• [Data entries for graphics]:
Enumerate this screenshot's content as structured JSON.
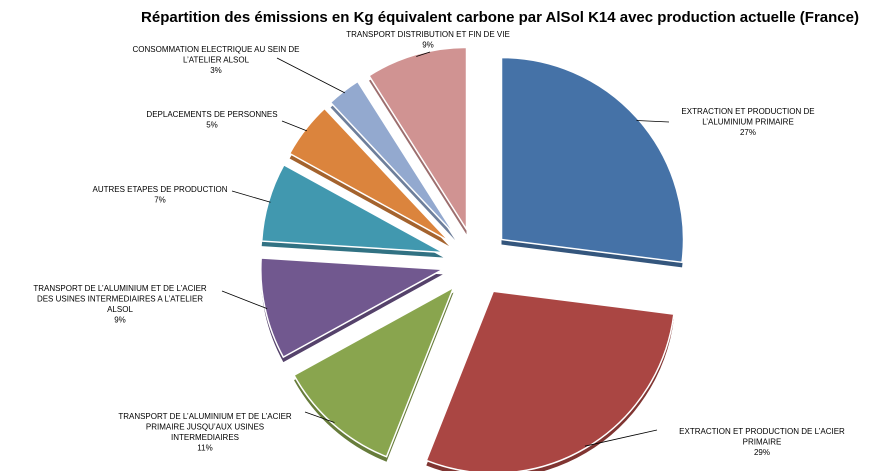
{
  "chart_data": {
    "type": "pie",
    "title": "Répartition des émissions en Kg équivalent carbone par AlSol K14 avec production actuelle (France)",
    "slices": [
      {
        "label": [
          "EXTRACTION ET PRODUCTION DE",
          "L’ALUMINIUM PRIMAIRE"
        ],
        "value": 27,
        "pct": "27%",
        "color": "#4572a7"
      },
      {
        "label": [
          "EXTRACTION ET PRODUCTION DE L’ACIER",
          "PRIMAIRE"
        ],
        "value": 29,
        "pct": "29%",
        "color": "#aa4643"
      },
      {
        "label": [
          "TRANSPORT DE L’ALUMINIUM ET DE L’ACIER",
          "PRIMAIRE JUSQU’AUX USINES",
          "INTERMEDIAIRES"
        ],
        "value": 11,
        "pct": "11%",
        "color": "#89a54e"
      },
      {
        "label": [
          "TRANSPORT DE L’ALUMINIUM  ET DE L’ACIER",
          "DES USINES INTERMEDIAIRES A L’ATELIER",
          "ALSOL"
        ],
        "value": 9,
        "pct": "9%",
        "color": "#71588f"
      },
      {
        "label": [
          "AUTRES ETAPES DE PRODUCTION"
        ],
        "value": 7,
        "pct": "7%",
        "color": "#4198af"
      },
      {
        "label": [
          "DEPLACEMENTS DE PERSONNES"
        ],
        "value": 5,
        "pct": "5%",
        "color": "#db843d"
      },
      {
        "label": [
          "CONSOMMATION ELECTRIQUE AU SEIN DE",
          "L’ATELIER ALSOL"
        ],
        "value": 3,
        "pct": "3%",
        "color": "#93a9cf"
      },
      {
        "label": [
          "TRANSPORT DISTRIBUTION ET FIN DE VIE"
        ],
        "value": 9,
        "pct": "9%",
        "color": "#d09392"
      }
    ]
  }
}
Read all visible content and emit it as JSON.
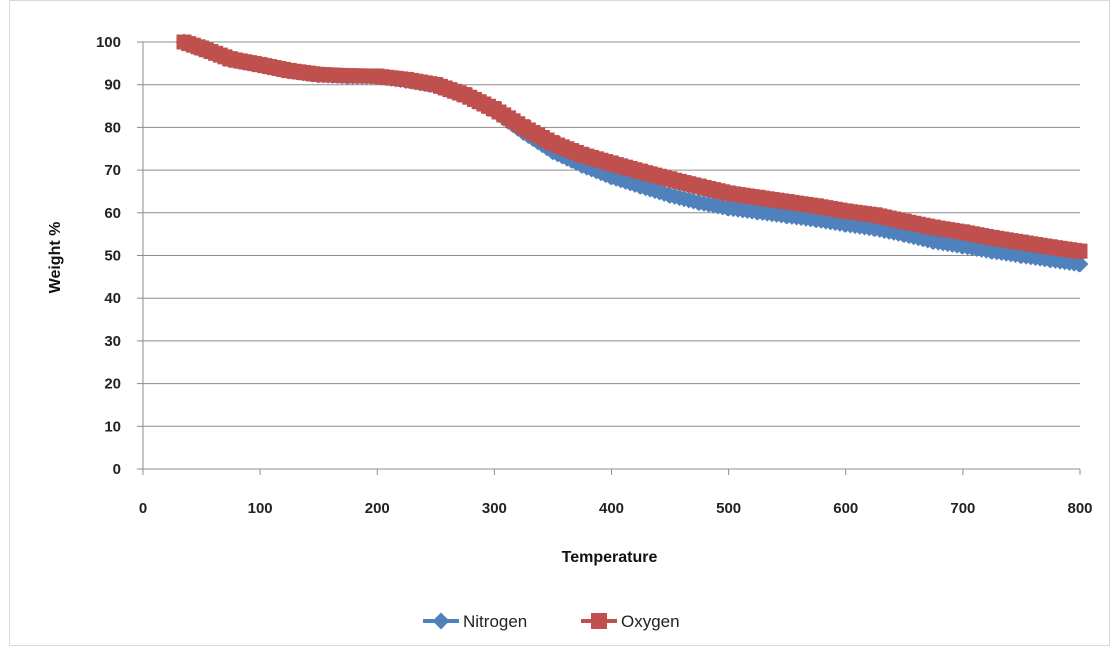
{
  "chart_data": {
    "type": "line",
    "xlabel": "Temperature",
    "ylabel": "Weight %",
    "xlim": [
      0,
      800
    ],
    "ylim": [
      0,
      100
    ],
    "x_ticks": [
      0,
      100,
      200,
      300,
      400,
      500,
      600,
      700,
      800
    ],
    "y_ticks": [
      0,
      10,
      20,
      30,
      40,
      50,
      60,
      70,
      80,
      90,
      100
    ],
    "grid": "horizontal",
    "legend_position": "bottom",
    "series": [
      {
        "name": "Nitrogen",
        "color": "#4f81bd",
        "marker": "diamond",
        "points": [
          [
            35,
            100
          ],
          [
            50,
            98.3
          ],
          [
            75,
            95.8
          ],
          [
            100,
            94.6
          ],
          [
            125,
            93.2
          ],
          [
            150,
            92.3
          ],
          [
            175,
            92.0
          ],
          [
            200,
            91.9
          ],
          [
            225,
            91.0
          ],
          [
            250,
            89.8
          ],
          [
            275,
            87.3
          ],
          [
            300,
            83.8
          ],
          [
            325,
            78.8
          ],
          [
            350,
            74.3
          ],
          [
            375,
            71.1
          ],
          [
            400,
            68.4
          ],
          [
            425,
            66.2
          ],
          [
            450,
            64.1
          ],
          [
            475,
            62.4
          ],
          [
            500,
            61.1
          ],
          [
            525,
            60.2
          ],
          [
            550,
            59.3
          ],
          [
            575,
            58.4
          ],
          [
            600,
            57.3
          ],
          [
            625,
            56.3
          ],
          [
            650,
            54.9
          ],
          [
            675,
            53.3
          ],
          [
            700,
            52.2
          ],
          [
            725,
            51.0
          ],
          [
            750,
            50.0
          ],
          [
            775,
            49.0
          ],
          [
            800,
            48.0
          ]
        ]
      },
      {
        "name": "Oxygen",
        "color": "#c0504d",
        "marker": "square",
        "points": [
          [
            35,
            100
          ],
          [
            50,
            98.6
          ],
          [
            75,
            96.0
          ],
          [
            100,
            94.7
          ],
          [
            125,
            93.3
          ],
          [
            150,
            92.4
          ],
          [
            175,
            92.1
          ],
          [
            200,
            92.0
          ],
          [
            225,
            91.2
          ],
          [
            250,
            90.0
          ],
          [
            275,
            87.6
          ],
          [
            300,
            84.3
          ],
          [
            325,
            80.0
          ],
          [
            350,
            76.3
          ],
          [
            375,
            73.6
          ],
          [
            400,
            71.6
          ],
          [
            425,
            69.7
          ],
          [
            450,
            67.9
          ],
          [
            475,
            66.2
          ],
          [
            500,
            64.6
          ],
          [
            525,
            63.6
          ],
          [
            550,
            62.6
          ],
          [
            575,
            61.6
          ],
          [
            600,
            60.4
          ],
          [
            625,
            59.5
          ],
          [
            650,
            58.0
          ],
          [
            675,
            56.6
          ],
          [
            700,
            55.5
          ],
          [
            725,
            54.2
          ],
          [
            750,
            53.1
          ],
          [
            775,
            52.0
          ],
          [
            800,
            51.0
          ]
        ]
      }
    ]
  }
}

• [The task]: Every line above should be returned word for word, with the pictures left behind.

• [Answer for the task]:
Enumerate this screenshot's content as structured JSON.
{
  "chart_data": {
    "type": "pie",
    "title": "Répartition des émissions en Kg équivalent carbone par AlSol K14 avec production actuelle (France)",
    "slices": [
      {
        "label": [
          "EXTRACTION ET PRODUCTION DE",
          "L’ALUMINIUM PRIMAIRE"
        ],
        "value": 27,
        "pct": "27%",
        "color": "#4572a7"
      },
      {
        "label": [
          "EXTRACTION ET PRODUCTION DE L’ACIER",
          "PRIMAIRE"
        ],
        "value": 29,
        "pct": "29%",
        "color": "#aa4643"
      },
      {
        "label": [
          "TRANSPORT DE L’ALUMINIUM ET DE L’ACIER",
          "PRIMAIRE JUSQU’AUX USINES",
          "INTERMEDIAIRES"
        ],
        "value": 11,
        "pct": "11%",
        "color": "#89a54e"
      },
      {
        "label": [
          "TRANSPORT DE L’ALUMINIUM  ET DE L’ACIER",
          "DES USINES INTERMEDIAIRES A L’ATELIER",
          "ALSOL"
        ],
        "value": 9,
        "pct": "9%",
        "color": "#71588f"
      },
      {
        "label": [
          "AUTRES ETAPES DE PRODUCTION"
        ],
        "value": 7,
        "pct": "7%",
        "color": "#4198af"
      },
      {
        "label": [
          "DEPLACEMENTS DE PERSONNES"
        ],
        "value": 5,
        "pct": "5%",
        "color": "#db843d"
      },
      {
        "label": [
          "CONSOMMATION ELECTRIQUE AU SEIN DE",
          "L’ATELIER ALSOL"
        ],
        "value": 3,
        "pct": "3%",
        "color": "#93a9cf"
      },
      {
        "label": [
          "TRANSPORT DISTRIBUTION ET FIN DE VIE"
        ],
        "value": 9,
        "pct": "9%",
        "color": "#d09392"
      }
    ]
  }
}
Read all visible content and emit it as JSON.
{
  "chart_data": {
    "type": "line",
    "xlabel": "Temperature",
    "ylabel": "Weight %",
    "xlim": [
      0,
      800
    ],
    "ylim": [
      0,
      100
    ],
    "x_ticks": [
      0,
      100,
      200,
      300,
      400,
      500,
      600,
      700,
      800
    ],
    "y_ticks": [
      0,
      10,
      20,
      30,
      40,
      50,
      60,
      70,
      80,
      90,
      100
    ],
    "grid": "horizontal",
    "legend_position": "bottom",
    "series": [
      {
        "name": "Nitrogen",
        "color": "#4f81bd",
        "marker": "diamond",
        "points": [
          [
            35,
            100
          ],
          [
            50,
            98.3
          ],
          [
            75,
            95.8
          ],
          [
            100,
            94.6
          ],
          [
            125,
            93.2
          ],
          [
            150,
            92.3
          ],
          [
            175,
            92.0
          ],
          [
            200,
            91.9
          ],
          [
            225,
            91.0
          ],
          [
            250,
            89.8
          ],
          [
            275,
            87.3
          ],
          [
            300,
            83.8
          ],
          [
            325,
            78.8
          ],
          [
            350,
            74.3
          ],
          [
            375,
            71.1
          ],
          [
            400,
            68.4
          ],
          [
            425,
            66.2
          ],
          [
            450,
            64.1
          ],
          [
            475,
            62.4
          ],
          [
            500,
            61.1
          ],
          [
            525,
            60.2
          ],
          [
            550,
            59.3
          ],
          [
            575,
            58.4
          ],
          [
            600,
            57.3
          ],
          [
            625,
            56.3
          ],
          [
            650,
            54.9
          ],
          [
            675,
            53.3
          ],
          [
            700,
            52.2
          ],
          [
            725,
            51.0
          ],
          [
            750,
            50.0
          ],
          [
            775,
            49.0
          ],
          [
            800,
            48.0
          ]
        ]
      },
      {
        "name": "Oxygen",
        "color": "#c0504d",
        "marker": "square",
        "points": [
          [
            35,
            100
          ],
          [
            50,
            98.6
          ],
          [
            75,
            96.0
          ],
          [
            100,
            94.7
          ],
          [
            125,
            93.3
          ],
          [
            150,
            92.4
          ],
          [
            175,
            92.1
          ],
          [
            200,
            92.0
          ],
          [
            225,
            91.2
          ],
          [
            250,
            90.0
          ],
          [
            275,
            87.6
          ],
          [
            300,
            84.3
          ],
          [
            325,
            80.0
          ],
          [
            350,
            76.3
          ],
          [
            375,
            73.6
          ],
          [
            400,
            71.6
          ],
          [
            425,
            69.7
          ],
          [
            450,
            67.9
          ],
          [
            475,
            66.2
          ],
          [
            500,
            64.6
          ],
          [
            525,
            63.6
          ],
          [
            550,
            62.6
          ],
          [
            575,
            61.6
          ],
          [
            600,
            60.4
          ],
          [
            625,
            59.5
          ],
          [
            650,
            58.0
          ],
          [
            675,
            56.6
          ],
          [
            700,
            55.5
          ],
          [
            725,
            54.2
          ],
          [
            750,
            53.1
          ],
          [
            775,
            52.0
          ],
          [
            800,
            51.0
          ]
        ]
      }
    ]
  }
}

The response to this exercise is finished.